◆ **TASK OBJECTIVE**
Go through the material below and copy all lines with "Information".

------------------------------------------------------------------------

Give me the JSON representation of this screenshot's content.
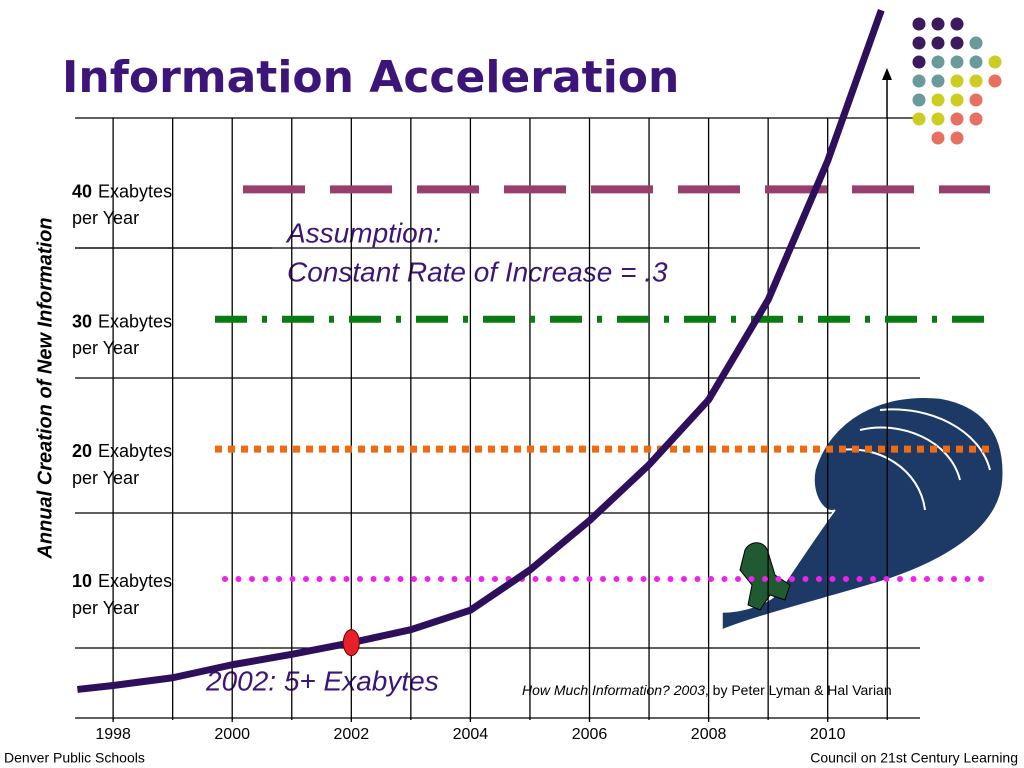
{
  "chart_data": {
    "type": "line",
    "title": "Information Acceleration",
    "ylabel": "Annual Creation of New Information",
    "x": [
      1997.4,
      1998,
      1999,
      2000,
      2001,
      2002,
      2003,
      2004,
      2005,
      2006,
      2007,
      2008,
      2009,
      2010,
      2010.9
    ],
    "series": [
      {
        "color": "#2e0f5c",
        "values": [
          1.5,
          1.8,
          2.4,
          3.4,
          4.2,
          5.1,
          6.1,
          7.6,
          10.7,
          14.5,
          18.8,
          23.8,
          31.5,
          42.2,
          53.8
        ]
      }
    ],
    "highlight_index": 5,
    "xlim": [
      1997.36,
      2011.55
    ],
    "xticks": [
      1998,
      2000,
      2002,
      2004,
      2006,
      2008,
      2010
    ],
    "ylim": [
      -0.7,
      45.5
    ],
    "reference_lines": [
      {
        "value": 40,
        "unit": "Exabytes",
        "rate": "per Year",
        "color": "#983f6e",
        "style": "dash"
      },
      {
        "value": 30,
        "unit": "Exabytes",
        "rate": "per Year",
        "color": "#0a7a12",
        "style": "dashdot"
      },
      {
        "value": 20,
        "unit": "Exabytes",
        "rate": "per Year",
        "color": "#f06a10",
        "style": "square"
      },
      {
        "value": 10,
        "unit": "Exabytes",
        "rate": "per Year",
        "color": "#ee22ee",
        "style": "dot"
      }
    ],
    "annotations": {
      "assumption": "Assumption:",
      "rate": "Constant Rate of Increase = .3",
      "highlight": "2002: 5+ Exabytes",
      "source_title": "How Much Information? 2003",
      "source_authors": ", by Peter Lyman & Hal Varian"
    },
    "footer_left": "Denver Public Schools",
    "footer_right": "Council on 21st Century Learning"
  }
}
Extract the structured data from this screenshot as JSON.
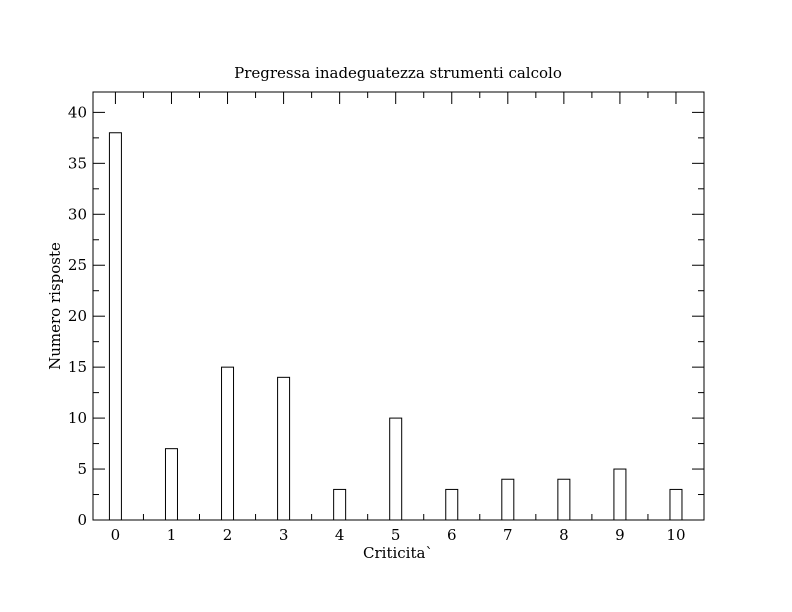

------------------------------------------------------------------------

◆ **COMPLETE ANSWER**
    "title": "Information Acceleration",
    "ylabel": "Annual Creation of New Information",
      "source_title": "How Much Information? 2003",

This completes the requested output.